(Items listed in a dataset)
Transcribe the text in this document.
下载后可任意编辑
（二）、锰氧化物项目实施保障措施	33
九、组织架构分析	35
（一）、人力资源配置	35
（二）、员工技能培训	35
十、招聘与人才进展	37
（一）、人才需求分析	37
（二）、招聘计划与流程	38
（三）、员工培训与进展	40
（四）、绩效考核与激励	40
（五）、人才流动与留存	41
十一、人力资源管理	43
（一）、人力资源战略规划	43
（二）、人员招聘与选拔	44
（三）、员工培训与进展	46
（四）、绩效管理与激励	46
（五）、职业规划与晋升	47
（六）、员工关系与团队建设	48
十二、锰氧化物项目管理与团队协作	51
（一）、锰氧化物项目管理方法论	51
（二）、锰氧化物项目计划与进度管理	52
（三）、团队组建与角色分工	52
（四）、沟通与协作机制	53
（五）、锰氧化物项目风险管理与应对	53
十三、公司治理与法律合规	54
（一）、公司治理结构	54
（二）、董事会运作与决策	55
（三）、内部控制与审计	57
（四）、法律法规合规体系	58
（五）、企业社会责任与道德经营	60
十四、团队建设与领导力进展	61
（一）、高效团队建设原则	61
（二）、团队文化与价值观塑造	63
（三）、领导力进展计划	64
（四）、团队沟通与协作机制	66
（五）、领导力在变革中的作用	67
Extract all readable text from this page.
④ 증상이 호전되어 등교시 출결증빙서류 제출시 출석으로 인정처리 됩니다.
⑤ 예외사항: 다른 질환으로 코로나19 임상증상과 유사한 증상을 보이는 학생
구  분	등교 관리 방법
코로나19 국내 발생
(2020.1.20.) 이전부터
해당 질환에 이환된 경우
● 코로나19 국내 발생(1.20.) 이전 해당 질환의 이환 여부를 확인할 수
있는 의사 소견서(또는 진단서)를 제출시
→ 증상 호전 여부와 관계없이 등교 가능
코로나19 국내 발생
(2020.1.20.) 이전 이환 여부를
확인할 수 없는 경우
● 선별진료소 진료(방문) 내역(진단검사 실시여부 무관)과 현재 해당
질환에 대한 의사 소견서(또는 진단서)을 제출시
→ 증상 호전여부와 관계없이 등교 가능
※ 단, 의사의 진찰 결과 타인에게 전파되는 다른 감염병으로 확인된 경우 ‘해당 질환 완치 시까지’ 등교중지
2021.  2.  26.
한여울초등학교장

Written problem: Return, word for word, every line from the line with "Extract all readable text from this page." to the final line of the data.

Answer to the problem:
Extract all readable text from this page.
④ 증상이 호전되어 등교시 출결증빙서류 제출시 출석으로 인정처리 됩니다.
⑤ 예외사항: 다른 질환으로 코로나19 임상증상과 유사한 증상을 보이는 학생
구  분	등교 관리 방법
코로나19 국내 발생
(2020.1.20.) 이전부터
해당 질환에 이환된 경우
● 코로나19 국내 발생(1.20.) 이전 해당 질환의 이환 여부를 확인할 수
있는 의사 소견서(또는 진단서)를 제출시
→ 증상 호전 여부와 관계없이 등교 가능
코로나19 국내 발생
(2020.1.20.) 이전 이환 여부를
확인할 수 없는 경우
● 선별진료소 진료(방문) 내역(진단검사 실시여부 무관)과 현재 해당
질환에 대한 의사 소견서(또는 진단서)을 제출시
→ 증상 호전여부와 관계없이 등교 가능
※ 단, 의사의 진찰 결과 타인에게 전파되는 다른 감염병으로 확인된 경우 ‘해당 질환 완치 시까지’ 등교중지
2021.  2.  26.
한여울초등학교장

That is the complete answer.